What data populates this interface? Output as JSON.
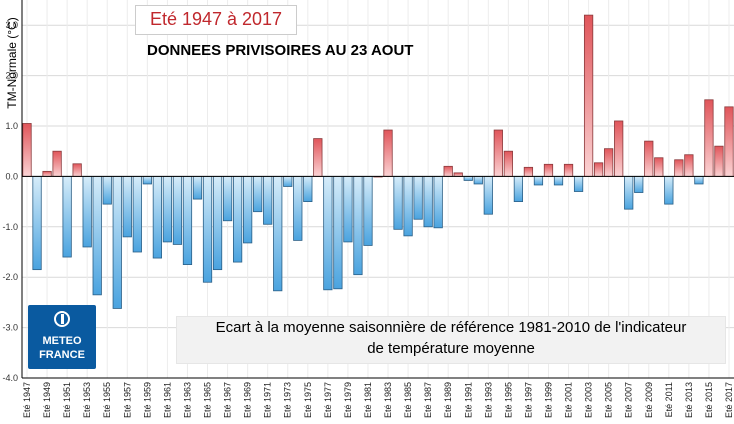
{
  "header": {
    "title": "Eté 1947 à 2017",
    "subtitle": "DONNEES PRIVISOIRES AU 23 AOUT"
  },
  "caption": {
    "line1": "Ecart à la moyenne saisonnière de référence 1981-2010 de l'indicateur",
    "line2": "de température moyenne"
  },
  "logo": {
    "line1": "METEO",
    "line2": "FRANCE",
    "icon": "meteo-france-logo-icon"
  },
  "colors": {
    "positive_fill": "#e0555a",
    "negative_fill": "#4aa3df",
    "background": "#ffffff",
    "grid": "#d9d9d9",
    "title": "#c0282d",
    "logo": "#0a5aa0"
  },
  "chart_data": {
    "type": "bar",
    "title": "Eté 1947 à 2017",
    "subtitle": "DONNEES PRIVISOIRES AU 23 AOUT",
    "xlabel": "",
    "ylabel": "TM-Normale (°C)",
    "ylim": [
      -4.0,
      3.5
    ],
    "yticks": [
      "-4.0",
      "-3.0",
      "-2.0",
      "-1.0",
      "0.0",
      "1.0",
      "2.0",
      "3.0"
    ],
    "grid": "horizontal",
    "categories": [
      "Eté 1947",
      "Eté 1948",
      "Eté 1949",
      "Eté 1950",
      "Eté 1951",
      "Eté 1952",
      "Eté 1953",
      "Eté 1954",
      "Eté 1955",
      "Eté 1956",
      "Eté 1957",
      "Eté 1958",
      "Eté 1959",
      "Eté 1960",
      "Eté 1961",
      "Eté 1962",
      "Eté 1963",
      "Eté 1964",
      "Eté 1965",
      "Eté 1966",
      "Eté 1967",
      "Eté 1968",
      "Eté 1969",
      "Eté 1970",
      "Eté 1971",
      "Eté 1972",
      "Eté 1973",
      "Eté 1974",
      "Eté 1975",
      "Eté 1976",
      "Eté 1977",
      "Eté 1978",
      "Eté 1979",
      "Eté 1980",
      "Eté 1981",
      "Eté 1982",
      "Eté 1983",
      "Eté 1984",
      "Eté 1985",
      "Eté 1986",
      "Eté 1987",
      "Eté 1988",
      "Eté 1989",
      "Eté 1990",
      "Eté 1991",
      "Eté 1992",
      "Eté 1993",
      "Eté 1994",
      "Eté 1995",
      "Eté 1996",
      "Eté 1997",
      "Eté 1998",
      "Eté 1999",
      "Eté 2000",
      "Eté 2001",
      "Eté 2002",
      "Eté 2003",
      "Eté 2004",
      "Eté 2005",
      "Eté 2006",
      "Eté 2007",
      "Eté 2008",
      "Eté 2009",
      "Eté 2010",
      "Eté 2011",
      "Eté 2012",
      "Eté 2013",
      "Eté 2014",
      "Eté 2015",
      "Eté 2016",
      "Eté 2017"
    ],
    "tick_labels": [
      "Eté 1947",
      "Eté 1949",
      "Eté 1951",
      "Eté 1953",
      "Eté 1955",
      "Eté 1957",
      "Eté 1959",
      "Eté 1961",
      "Eté 1963",
      "Eté 1965",
      "Eté 1967",
      "Eté 1969",
      "Eté 1971",
      "Eté 1973",
      "Eté 1975",
      "Eté 1977",
      "Eté 1979",
      "Eté 1981",
      "Eté 1983",
      "Eté 1985",
      "Eté 1987",
      "Eté 1989",
      "Eté 1991",
      "Eté 1993",
      "Eté 1995",
      "Eté 1997",
      "Eté 1999",
      "Eté 2001",
      "Eté 2003",
      "Eté 2005",
      "Eté 2007",
      "Eté 2009",
      "Eté 2011",
      "Eté 2013",
      "Eté 2015",
      "Eté 2017"
    ],
    "values": [
      1.05,
      -1.85,
      0.1,
      0.5,
      -1.6,
      0.25,
      -1.4,
      -2.35,
      -0.55,
      -2.62,
      -1.2,
      -1.5,
      -0.15,
      -1.62,
      -1.3,
      -1.35,
      -1.75,
      -0.45,
      -2.1,
      -1.85,
      -0.88,
      -1.7,
      -1.32,
      -0.7,
      -0.95,
      -2.27,
      -0.2,
      -1.27,
      -0.5,
      0.75,
      -2.25,
      -2.23,
      -1.3,
      -1.95,
      -1.37,
      0.0,
      0.92,
      -1.05,
      -1.18,
      -0.85,
      -1.0,
      -1.02,
      0.2,
      0.07,
      -0.08,
      -0.15,
      -0.75,
      0.92,
      0.5,
      -0.5,
      0.18,
      -0.17,
      0.24,
      -0.17,
      0.24,
      -0.3,
      3.2,
      0.27,
      0.55,
      1.1,
      -0.65,
      -0.32,
      0.7,
      0.37,
      -0.55,
      0.33,
      0.43,
      -0.15,
      1.52,
      0.6,
      1.38
    ]
  }
}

----------

> **TASK TO CARRY OUT**
Select every line of the records holding the string "AOUT".

> **ANSWER**
    "subtitle": "DONNEES PRIVISOIRES AU 23 AOUT"
    "subtitle": "DONNEES PRIVISOIRES AU 23 AOUT",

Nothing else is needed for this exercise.